[SET TASK] Tally the lines of the listing that contain the word "РЕЗУЛЬТАТ", then give the total and nothing else.

* Start DATA EXCERPTS *

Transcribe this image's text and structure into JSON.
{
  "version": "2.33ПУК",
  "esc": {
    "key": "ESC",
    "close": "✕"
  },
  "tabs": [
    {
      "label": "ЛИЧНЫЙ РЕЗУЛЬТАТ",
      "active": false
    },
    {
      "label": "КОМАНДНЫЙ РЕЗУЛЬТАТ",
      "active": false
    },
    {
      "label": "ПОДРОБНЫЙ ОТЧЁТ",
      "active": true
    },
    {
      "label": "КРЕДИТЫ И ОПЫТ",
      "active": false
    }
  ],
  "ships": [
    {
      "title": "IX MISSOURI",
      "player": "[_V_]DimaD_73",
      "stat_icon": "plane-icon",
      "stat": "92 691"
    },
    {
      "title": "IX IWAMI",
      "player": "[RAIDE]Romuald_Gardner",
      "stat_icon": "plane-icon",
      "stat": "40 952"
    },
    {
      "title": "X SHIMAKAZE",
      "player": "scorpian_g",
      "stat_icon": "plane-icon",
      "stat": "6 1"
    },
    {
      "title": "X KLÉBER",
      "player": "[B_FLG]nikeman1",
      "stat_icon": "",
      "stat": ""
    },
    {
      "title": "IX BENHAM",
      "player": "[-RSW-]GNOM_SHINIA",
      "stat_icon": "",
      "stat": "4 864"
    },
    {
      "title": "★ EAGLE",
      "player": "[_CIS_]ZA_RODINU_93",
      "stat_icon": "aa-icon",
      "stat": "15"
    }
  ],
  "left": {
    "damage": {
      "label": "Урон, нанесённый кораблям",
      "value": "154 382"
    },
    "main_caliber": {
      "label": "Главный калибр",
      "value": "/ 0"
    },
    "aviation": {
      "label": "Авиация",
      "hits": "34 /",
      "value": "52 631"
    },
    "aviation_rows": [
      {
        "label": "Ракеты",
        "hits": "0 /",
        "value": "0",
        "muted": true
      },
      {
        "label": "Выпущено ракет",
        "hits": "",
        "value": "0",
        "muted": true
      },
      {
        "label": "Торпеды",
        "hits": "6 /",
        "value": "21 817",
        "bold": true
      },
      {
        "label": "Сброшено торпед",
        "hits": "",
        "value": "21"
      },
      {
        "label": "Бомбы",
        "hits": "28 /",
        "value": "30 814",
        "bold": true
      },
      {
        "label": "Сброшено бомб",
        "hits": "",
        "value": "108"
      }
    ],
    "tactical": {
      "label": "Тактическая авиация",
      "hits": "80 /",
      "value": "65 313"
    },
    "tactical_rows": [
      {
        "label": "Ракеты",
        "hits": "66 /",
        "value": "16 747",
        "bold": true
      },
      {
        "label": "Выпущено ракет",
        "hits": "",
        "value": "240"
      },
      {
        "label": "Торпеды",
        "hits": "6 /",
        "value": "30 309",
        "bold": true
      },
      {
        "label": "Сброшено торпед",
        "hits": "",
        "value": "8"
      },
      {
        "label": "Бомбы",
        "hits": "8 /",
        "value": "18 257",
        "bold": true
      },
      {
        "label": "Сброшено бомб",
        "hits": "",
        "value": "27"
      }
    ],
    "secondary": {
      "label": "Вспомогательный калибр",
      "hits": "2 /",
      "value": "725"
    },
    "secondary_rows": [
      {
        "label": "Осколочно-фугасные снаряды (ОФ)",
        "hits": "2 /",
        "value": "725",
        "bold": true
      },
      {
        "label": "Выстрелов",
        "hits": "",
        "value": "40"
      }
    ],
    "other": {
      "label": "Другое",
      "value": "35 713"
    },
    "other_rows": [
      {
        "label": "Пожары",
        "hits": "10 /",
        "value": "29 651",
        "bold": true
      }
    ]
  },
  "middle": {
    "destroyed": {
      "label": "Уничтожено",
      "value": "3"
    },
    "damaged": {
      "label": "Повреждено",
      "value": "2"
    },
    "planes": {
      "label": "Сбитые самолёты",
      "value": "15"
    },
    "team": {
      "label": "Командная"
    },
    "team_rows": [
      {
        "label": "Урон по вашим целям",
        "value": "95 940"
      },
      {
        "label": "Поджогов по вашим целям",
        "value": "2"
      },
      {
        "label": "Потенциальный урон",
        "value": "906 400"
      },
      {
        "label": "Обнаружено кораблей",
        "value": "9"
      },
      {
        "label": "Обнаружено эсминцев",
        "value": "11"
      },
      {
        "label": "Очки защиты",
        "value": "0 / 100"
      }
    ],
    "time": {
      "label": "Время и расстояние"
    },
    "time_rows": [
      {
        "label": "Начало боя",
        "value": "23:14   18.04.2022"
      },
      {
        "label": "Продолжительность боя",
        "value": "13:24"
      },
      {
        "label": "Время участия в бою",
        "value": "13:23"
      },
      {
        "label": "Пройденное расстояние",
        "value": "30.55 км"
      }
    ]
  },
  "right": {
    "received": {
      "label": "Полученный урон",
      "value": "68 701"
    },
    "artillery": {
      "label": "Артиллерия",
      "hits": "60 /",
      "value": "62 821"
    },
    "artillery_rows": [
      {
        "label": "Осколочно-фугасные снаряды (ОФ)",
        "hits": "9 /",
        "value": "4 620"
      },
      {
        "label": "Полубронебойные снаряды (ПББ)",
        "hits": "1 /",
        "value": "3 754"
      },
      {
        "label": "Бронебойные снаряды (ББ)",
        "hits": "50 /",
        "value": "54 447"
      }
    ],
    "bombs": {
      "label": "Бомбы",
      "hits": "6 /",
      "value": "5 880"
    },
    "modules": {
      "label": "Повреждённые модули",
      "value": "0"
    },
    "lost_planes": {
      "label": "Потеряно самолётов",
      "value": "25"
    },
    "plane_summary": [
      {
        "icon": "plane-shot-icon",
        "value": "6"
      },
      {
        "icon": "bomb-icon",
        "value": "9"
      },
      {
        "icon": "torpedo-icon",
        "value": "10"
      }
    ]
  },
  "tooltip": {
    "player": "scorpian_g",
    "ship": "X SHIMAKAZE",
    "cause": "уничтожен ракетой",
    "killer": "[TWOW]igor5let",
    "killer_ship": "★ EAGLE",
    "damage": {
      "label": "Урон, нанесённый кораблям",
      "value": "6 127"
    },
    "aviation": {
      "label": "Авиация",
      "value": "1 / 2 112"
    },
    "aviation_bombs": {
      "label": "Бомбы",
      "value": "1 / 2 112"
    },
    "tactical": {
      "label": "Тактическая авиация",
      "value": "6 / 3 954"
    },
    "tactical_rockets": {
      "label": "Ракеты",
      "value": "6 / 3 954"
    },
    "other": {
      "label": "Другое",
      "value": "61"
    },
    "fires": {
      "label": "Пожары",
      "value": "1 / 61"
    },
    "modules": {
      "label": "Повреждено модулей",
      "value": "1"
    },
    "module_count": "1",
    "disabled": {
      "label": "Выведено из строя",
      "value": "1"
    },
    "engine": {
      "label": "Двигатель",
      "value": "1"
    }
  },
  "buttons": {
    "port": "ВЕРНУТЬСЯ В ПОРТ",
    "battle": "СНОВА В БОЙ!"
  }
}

* End DATA EXCERPTS *

[EXPECTED ANSWER] 2